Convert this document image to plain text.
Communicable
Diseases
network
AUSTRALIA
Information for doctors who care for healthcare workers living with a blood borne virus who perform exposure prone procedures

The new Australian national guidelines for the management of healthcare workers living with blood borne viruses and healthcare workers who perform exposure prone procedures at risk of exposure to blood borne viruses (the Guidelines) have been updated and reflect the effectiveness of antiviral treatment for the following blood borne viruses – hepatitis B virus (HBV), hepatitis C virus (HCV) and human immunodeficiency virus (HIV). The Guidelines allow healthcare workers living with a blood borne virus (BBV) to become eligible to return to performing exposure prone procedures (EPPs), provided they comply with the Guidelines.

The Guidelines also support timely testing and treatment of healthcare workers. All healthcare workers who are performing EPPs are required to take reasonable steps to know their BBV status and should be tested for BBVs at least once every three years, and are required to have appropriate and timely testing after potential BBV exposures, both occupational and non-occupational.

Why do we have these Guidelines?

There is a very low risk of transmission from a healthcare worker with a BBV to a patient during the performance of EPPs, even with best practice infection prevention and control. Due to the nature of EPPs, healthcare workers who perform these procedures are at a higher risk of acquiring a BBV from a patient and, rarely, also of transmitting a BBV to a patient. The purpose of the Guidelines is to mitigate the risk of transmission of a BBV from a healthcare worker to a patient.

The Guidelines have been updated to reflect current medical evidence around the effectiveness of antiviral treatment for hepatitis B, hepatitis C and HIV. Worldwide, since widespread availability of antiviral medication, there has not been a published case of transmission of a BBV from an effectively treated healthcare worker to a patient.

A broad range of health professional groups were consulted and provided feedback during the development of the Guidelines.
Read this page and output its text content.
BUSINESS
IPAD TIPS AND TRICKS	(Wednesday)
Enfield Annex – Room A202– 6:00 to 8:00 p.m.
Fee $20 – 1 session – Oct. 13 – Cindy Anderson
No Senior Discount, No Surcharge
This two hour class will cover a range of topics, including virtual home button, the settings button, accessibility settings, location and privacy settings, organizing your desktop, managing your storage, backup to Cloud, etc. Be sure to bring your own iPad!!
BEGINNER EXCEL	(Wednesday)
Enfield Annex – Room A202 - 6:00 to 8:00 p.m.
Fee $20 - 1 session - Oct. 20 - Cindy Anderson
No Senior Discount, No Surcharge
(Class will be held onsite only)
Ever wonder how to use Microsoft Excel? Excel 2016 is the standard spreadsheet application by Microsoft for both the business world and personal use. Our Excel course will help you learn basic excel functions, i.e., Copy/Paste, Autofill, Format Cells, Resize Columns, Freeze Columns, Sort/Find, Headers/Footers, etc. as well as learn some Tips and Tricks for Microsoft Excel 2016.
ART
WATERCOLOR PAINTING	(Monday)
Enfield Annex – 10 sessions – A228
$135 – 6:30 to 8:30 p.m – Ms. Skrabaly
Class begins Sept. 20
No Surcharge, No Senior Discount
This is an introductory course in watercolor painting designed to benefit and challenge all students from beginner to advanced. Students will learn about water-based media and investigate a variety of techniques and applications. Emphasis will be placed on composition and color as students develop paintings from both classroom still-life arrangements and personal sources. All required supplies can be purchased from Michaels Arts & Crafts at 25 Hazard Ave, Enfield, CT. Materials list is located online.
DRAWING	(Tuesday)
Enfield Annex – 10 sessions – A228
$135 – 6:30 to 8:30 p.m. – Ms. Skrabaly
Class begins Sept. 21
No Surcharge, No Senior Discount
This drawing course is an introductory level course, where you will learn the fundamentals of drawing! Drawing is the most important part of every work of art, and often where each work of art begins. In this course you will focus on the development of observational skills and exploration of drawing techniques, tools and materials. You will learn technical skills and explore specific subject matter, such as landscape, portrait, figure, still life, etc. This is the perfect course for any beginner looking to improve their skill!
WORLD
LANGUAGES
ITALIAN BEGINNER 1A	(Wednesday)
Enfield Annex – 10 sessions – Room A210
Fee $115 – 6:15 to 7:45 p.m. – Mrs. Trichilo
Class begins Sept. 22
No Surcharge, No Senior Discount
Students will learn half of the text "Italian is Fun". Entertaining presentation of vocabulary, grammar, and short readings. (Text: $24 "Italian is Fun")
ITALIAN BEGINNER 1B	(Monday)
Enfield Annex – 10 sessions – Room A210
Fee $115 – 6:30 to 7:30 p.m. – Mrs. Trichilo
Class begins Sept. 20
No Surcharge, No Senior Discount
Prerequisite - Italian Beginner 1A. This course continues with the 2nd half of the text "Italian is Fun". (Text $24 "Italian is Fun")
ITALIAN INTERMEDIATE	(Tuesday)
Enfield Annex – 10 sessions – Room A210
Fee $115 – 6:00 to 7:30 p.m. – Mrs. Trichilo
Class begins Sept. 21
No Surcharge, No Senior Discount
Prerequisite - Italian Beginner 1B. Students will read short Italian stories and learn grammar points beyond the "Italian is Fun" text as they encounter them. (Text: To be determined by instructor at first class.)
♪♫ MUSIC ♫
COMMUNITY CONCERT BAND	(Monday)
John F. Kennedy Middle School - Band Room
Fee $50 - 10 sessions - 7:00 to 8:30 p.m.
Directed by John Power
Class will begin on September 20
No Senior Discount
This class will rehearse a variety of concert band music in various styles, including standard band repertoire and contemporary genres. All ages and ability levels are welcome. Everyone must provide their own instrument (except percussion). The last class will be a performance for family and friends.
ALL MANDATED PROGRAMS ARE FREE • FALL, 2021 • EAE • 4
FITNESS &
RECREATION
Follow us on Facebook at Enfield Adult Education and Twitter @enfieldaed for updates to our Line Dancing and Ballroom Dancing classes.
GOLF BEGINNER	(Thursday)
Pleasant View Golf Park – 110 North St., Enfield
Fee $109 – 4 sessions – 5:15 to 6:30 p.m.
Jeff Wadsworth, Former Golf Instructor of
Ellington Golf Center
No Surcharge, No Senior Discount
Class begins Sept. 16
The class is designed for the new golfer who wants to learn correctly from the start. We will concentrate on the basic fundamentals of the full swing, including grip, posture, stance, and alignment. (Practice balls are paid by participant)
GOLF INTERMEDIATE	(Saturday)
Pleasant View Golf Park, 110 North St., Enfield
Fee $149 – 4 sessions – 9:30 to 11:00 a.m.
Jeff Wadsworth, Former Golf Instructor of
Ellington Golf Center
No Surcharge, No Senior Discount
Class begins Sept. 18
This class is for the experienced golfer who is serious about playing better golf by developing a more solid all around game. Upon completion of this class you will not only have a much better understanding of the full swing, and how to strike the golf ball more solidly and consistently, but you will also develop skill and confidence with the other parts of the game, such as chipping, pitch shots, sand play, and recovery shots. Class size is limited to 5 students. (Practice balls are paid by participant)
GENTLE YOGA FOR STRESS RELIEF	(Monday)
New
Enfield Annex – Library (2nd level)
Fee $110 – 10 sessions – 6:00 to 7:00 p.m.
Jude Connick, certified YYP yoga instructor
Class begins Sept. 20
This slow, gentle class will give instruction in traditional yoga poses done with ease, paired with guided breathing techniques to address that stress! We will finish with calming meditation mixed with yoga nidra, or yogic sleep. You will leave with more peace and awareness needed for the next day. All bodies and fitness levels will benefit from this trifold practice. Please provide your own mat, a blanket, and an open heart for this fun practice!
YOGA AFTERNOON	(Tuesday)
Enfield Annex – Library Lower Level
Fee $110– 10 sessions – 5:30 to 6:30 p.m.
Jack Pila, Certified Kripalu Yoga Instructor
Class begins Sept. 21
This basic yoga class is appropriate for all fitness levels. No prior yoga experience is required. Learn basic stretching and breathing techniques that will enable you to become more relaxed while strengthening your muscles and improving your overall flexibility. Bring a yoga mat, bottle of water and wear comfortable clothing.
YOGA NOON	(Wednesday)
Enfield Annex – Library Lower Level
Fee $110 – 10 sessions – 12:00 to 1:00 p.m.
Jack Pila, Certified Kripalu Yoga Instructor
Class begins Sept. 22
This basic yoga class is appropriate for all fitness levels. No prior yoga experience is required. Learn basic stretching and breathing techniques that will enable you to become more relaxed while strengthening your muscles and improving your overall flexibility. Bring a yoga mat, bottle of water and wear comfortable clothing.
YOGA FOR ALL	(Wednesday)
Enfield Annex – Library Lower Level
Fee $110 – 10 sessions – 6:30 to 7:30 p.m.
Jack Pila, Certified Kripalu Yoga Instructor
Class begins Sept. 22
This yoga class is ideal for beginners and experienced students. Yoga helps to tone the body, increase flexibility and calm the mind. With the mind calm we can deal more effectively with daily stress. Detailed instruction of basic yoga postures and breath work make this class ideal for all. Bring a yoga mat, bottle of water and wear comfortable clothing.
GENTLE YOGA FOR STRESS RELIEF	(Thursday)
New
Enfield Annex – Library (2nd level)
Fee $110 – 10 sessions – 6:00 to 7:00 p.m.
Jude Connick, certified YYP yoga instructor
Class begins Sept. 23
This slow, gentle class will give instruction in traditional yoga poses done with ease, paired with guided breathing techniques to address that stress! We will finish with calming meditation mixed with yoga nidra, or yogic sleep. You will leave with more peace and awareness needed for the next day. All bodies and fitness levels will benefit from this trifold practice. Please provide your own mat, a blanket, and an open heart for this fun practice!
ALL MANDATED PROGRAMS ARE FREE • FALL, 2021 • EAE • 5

> _Problem to solve_:
Please show all lines from the entries that contain the word "Park".

> _Response to the exercise_:
Pleasant View Golf Park – 110 North St., Enfield
Pleasant View Golf Park, 110 North St., Enfield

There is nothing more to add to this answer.